**Work instructions:** Search the data below for the word "name" and copy each line that holds it.

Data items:

========================

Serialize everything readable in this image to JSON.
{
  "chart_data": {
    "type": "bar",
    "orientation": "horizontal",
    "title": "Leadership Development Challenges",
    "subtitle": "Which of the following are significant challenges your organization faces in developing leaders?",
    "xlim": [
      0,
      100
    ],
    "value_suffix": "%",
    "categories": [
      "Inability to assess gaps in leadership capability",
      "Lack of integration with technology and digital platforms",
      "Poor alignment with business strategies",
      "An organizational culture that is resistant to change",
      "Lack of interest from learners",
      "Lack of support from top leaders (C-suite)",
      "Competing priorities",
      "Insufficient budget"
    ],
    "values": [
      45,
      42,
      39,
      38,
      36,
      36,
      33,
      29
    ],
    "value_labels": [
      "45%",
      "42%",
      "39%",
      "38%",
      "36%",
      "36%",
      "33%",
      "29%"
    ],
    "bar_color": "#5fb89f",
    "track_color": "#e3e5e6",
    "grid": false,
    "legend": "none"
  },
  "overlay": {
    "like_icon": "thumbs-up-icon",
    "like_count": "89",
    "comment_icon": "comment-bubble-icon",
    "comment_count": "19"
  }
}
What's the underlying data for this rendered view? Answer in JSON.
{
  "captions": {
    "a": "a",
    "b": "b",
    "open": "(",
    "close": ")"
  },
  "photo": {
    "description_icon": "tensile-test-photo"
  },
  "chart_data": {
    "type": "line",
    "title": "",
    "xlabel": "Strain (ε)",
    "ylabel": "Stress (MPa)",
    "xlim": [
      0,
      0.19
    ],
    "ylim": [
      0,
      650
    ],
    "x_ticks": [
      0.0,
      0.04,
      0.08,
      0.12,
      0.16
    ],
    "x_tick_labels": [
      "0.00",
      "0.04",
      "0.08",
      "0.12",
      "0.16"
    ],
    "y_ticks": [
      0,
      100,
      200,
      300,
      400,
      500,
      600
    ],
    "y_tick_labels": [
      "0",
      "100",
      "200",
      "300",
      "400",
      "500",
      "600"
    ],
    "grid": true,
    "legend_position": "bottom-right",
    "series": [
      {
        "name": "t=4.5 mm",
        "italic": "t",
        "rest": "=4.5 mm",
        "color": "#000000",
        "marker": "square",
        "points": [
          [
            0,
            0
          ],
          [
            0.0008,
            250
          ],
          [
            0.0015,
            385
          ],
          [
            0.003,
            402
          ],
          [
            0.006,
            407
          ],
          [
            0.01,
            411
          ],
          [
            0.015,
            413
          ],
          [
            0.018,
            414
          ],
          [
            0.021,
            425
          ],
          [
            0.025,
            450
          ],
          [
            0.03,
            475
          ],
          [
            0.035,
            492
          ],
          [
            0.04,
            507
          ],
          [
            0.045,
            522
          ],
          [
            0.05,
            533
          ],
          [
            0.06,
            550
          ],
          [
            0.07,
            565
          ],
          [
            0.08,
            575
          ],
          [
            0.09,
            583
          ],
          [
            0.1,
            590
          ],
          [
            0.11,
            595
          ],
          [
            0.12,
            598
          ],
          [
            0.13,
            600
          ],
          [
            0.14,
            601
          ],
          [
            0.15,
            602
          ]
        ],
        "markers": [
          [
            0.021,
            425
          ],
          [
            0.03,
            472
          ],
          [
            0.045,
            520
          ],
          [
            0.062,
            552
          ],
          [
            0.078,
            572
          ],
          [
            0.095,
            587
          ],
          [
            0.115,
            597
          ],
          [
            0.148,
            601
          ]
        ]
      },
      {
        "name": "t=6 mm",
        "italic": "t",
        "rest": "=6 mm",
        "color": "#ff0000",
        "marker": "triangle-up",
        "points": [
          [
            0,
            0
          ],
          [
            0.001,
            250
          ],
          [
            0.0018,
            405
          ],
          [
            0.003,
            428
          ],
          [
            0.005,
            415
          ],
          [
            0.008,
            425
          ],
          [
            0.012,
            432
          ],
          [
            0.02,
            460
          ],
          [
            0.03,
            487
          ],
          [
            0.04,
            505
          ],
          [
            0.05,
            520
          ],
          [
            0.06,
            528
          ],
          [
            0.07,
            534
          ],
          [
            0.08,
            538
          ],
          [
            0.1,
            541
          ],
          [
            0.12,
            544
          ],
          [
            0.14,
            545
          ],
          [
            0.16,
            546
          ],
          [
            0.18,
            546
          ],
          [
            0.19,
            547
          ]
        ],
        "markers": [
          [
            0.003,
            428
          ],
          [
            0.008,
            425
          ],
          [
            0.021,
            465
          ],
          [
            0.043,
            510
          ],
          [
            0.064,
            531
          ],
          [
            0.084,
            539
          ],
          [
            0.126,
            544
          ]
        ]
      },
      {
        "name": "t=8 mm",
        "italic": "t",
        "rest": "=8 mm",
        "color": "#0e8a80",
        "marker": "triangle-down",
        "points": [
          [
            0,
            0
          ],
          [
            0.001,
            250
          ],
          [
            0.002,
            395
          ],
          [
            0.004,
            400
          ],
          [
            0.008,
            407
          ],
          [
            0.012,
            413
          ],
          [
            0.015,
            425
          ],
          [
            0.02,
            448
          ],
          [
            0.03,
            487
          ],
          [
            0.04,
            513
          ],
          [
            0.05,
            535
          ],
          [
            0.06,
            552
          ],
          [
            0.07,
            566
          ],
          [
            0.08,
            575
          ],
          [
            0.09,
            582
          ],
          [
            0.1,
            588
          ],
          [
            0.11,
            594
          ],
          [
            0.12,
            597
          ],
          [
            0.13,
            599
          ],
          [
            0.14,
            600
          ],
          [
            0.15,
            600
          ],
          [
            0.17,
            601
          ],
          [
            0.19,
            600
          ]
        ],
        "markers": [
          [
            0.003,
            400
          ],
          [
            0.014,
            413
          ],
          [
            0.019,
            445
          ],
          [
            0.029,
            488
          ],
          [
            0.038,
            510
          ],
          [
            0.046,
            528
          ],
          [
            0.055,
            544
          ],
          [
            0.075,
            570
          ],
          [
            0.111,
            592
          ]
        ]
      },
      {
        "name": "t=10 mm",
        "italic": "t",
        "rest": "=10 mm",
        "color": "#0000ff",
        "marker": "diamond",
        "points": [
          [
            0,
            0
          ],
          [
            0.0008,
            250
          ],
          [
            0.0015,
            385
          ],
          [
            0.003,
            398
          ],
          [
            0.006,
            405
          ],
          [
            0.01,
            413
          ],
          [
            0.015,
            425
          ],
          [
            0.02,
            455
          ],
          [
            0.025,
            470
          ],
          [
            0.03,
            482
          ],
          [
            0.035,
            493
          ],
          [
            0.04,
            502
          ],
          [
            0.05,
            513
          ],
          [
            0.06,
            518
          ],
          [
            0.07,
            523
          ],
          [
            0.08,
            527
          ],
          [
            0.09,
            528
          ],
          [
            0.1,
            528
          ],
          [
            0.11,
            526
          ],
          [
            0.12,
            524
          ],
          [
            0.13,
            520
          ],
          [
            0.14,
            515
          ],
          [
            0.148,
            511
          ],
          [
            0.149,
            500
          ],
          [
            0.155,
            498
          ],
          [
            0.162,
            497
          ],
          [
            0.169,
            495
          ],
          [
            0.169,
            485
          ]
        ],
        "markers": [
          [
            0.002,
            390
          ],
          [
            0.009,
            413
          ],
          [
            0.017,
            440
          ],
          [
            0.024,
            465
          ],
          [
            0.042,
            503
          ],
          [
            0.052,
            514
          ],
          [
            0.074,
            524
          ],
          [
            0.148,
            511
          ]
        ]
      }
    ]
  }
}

========================

**Answer to the problem:**
        "name": "t=4.5 mm",
        "name": "t=6 mm",
        "name": "t=8 mm",
        "name": "t=10 mm",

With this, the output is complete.